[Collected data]
★ ★ ★ ★ ★ ★ ★
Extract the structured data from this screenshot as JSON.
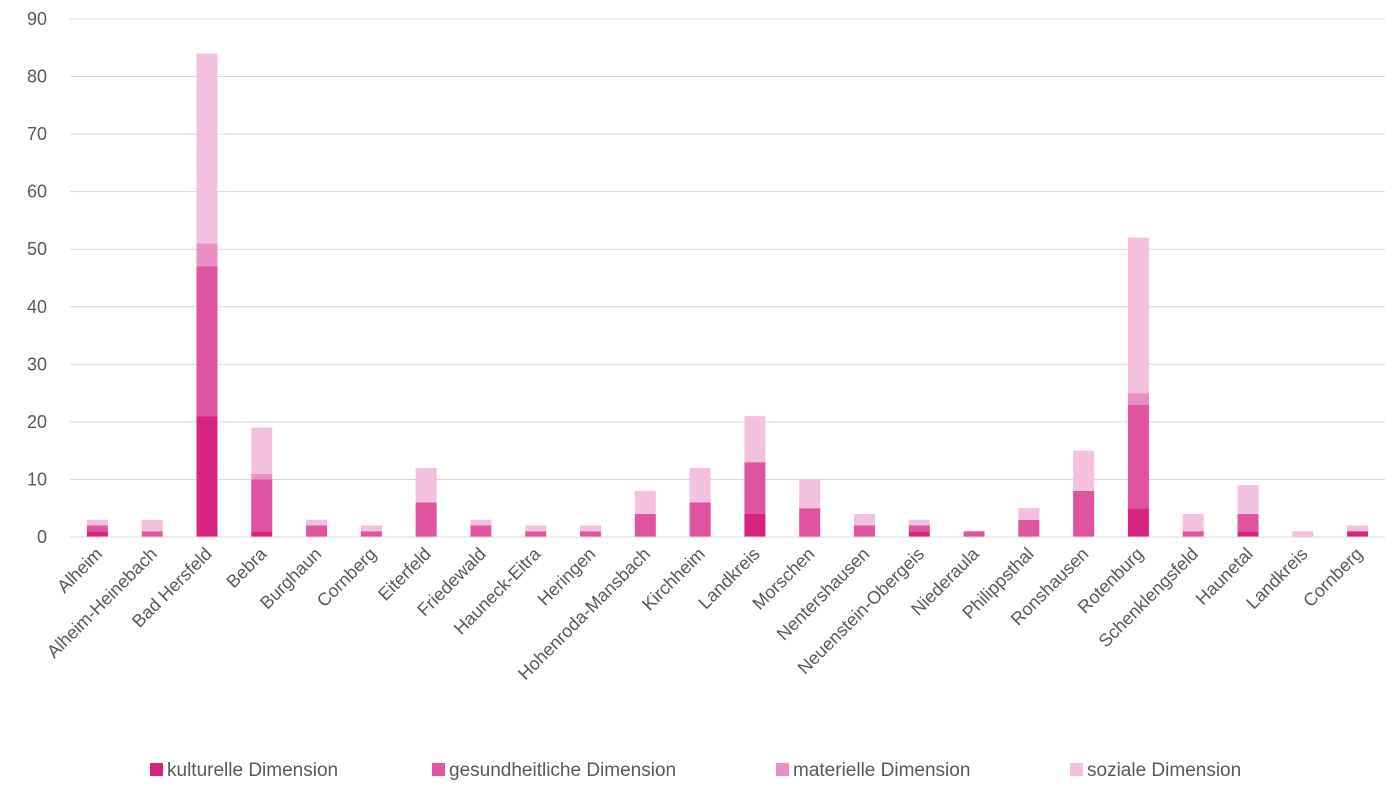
{
  "chart_data": {
    "type": "bar",
    "stacked": true,
    "title": "",
    "xlabel": "",
    "ylabel": "",
    "ylim": [
      0,
      90
    ],
    "yticks": [
      0,
      10,
      20,
      30,
      40,
      50,
      60,
      70,
      80,
      90
    ],
    "grid": true,
    "legend_position": "bottom",
    "categories": [
      "Alheim",
      "Alheim-Heinebach",
      "Bad Hersfeld",
      "Bebra",
      "Burghaun",
      "Cornberg",
      "Eiterfeld",
      "Friedewald",
      "Hauneck-Eitra",
      "Heringen",
      "Hohenroda-Mansbach",
      "Kirchheim",
      "Landkreis",
      "Morschen",
      "Nentershausen",
      "Neuenstein-Obergeis",
      "Niederaula",
      "Philippsthal",
      "Ronshausen",
      "Rotenburg",
      "Schenklengsfeld",
      "Haunetal",
      "Landkreis",
      "Cornberg"
    ],
    "series": [
      {
        "name": "kulturelle Dimension",
        "color": "#d6247f",
        "values": [
          1,
          0,
          21,
          1,
          0,
          0,
          0,
          0,
          0,
          0,
          0,
          0,
          4,
          0,
          0,
          1,
          0,
          0,
          0,
          5,
          0,
          1,
          0,
          1
        ]
      },
      {
        "name": "gesundheitliche Dimension",
        "color": "#e0549f",
        "values": [
          1,
          1,
          26,
          9,
          2,
          1,
          6,
          2,
          1,
          1,
          4,
          6,
          9,
          5,
          2,
          1,
          1,
          3,
          8,
          18,
          1,
          3,
          0,
          0
        ]
      },
      {
        "name": "materielle Dimension",
        "color": "#ea8fc1",
        "values": [
          0,
          0,
          4,
          1,
          0,
          0,
          0,
          0,
          0,
          0,
          0,
          0,
          0,
          0,
          0,
          0,
          0,
          0,
          0,
          2,
          0,
          0,
          0,
          0
        ]
      },
      {
        "name": "soziale Dimension",
        "color": "#f3c1dd",
        "values": [
          1,
          2,
          33,
          8,
          1,
          1,
          6,
          1,
          1,
          1,
          4,
          6,
          8,
          5,
          2,
          1,
          0,
          2,
          7,
          27,
          3,
          5,
          1,
          1
        ]
      }
    ]
  }
}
★ ★ ★ ★ ★ ★ ★
**WHAT YOU WILL DO:** Read the lines above. Gather those in which the string "Dimension" is found.

**FINISHED EXERCISE:**
        "name": "kulturelle Dimension",
        "name": "gesundheitliche Dimension",
        "name": "materielle Dimension",
        "name": "soziale Dimension",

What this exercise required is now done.